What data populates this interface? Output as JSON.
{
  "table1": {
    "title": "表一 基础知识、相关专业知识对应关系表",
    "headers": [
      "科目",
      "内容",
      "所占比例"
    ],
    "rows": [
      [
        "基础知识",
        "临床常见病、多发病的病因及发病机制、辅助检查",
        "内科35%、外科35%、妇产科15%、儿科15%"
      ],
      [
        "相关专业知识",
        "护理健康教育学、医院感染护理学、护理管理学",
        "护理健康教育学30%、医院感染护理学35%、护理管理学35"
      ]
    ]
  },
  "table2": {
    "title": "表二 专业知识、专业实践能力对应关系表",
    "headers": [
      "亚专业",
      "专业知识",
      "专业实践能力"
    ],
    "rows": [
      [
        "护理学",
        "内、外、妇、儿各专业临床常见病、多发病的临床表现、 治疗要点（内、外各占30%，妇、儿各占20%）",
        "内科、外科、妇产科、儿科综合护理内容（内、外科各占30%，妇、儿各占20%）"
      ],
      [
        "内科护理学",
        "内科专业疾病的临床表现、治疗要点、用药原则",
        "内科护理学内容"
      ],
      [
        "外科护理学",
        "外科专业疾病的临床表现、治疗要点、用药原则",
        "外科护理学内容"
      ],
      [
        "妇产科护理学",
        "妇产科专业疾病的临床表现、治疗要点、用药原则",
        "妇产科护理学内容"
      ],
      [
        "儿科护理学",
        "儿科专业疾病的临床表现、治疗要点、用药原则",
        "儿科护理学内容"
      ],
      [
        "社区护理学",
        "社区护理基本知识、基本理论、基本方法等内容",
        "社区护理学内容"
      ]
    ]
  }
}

### WHAT IS BEING ASKED
Print all of the entries again, exactly as written.

### WRITTEN SOLUTION
What data populates this interface? Output as JSON.
{
  "table1": {
    "title": "表一 基础知识、相关专业知识对应关系表",
    "headers": [
      "科目",
      "内容",
      "所占比例"
    ],
    "rows": [
      [
        "基础知识",
        "临床常见病、多发病的病因及发病机制、辅助检查",
        "内科35%、外科35%、妇产科15%、儿科15%"
      ],
      [
        "相关专业知识",
        "护理健康教育学、医院感染护理学、护理管理学",
        "护理健康教育学30%、医院感染护理学35%、护理管理学35"
      ]
    ]
  },
  "table2": {
    "title": "表二 专业知识、专业实践能力对应关系表",
    "headers": [
      "亚专业",
      "专业知识",
      "专业实践能力"
    ],
    "rows": [
      [
        "护理学",
        "内、外、妇、儿各专业临床常见病、多发病的临床表现、 治疗要点（内、外各占30%，妇、儿各占20%）",
        "内科、外科、妇产科、儿科综合护理内容（内、外科各占30%，妇、儿各占20%）"
      ],
      [
        "内科护理学",
        "内科专业疾病的临床表现、治疗要点、用药原则",
        "内科护理学内容"
      ],
      [
        "外科护理学",
        "外科专业疾病的临床表现、治疗要点、用药原则",
        "外科护理学内容"
      ],
      [
        "妇产科护理学",
        "妇产科专业疾病的临床表现、治疗要点、用药原则",
        "妇产科护理学内容"
      ],
      [
        "儿科护理学",
        "儿科专业疾病的临床表现、治疗要点、用药原则",
        "儿科护理学内容"
      ],
      [
        "社区护理学",
        "社区护理基本知识、基本理论、基本方法等内容",
        "社区护理学内容"
      ]
    ]
  }
}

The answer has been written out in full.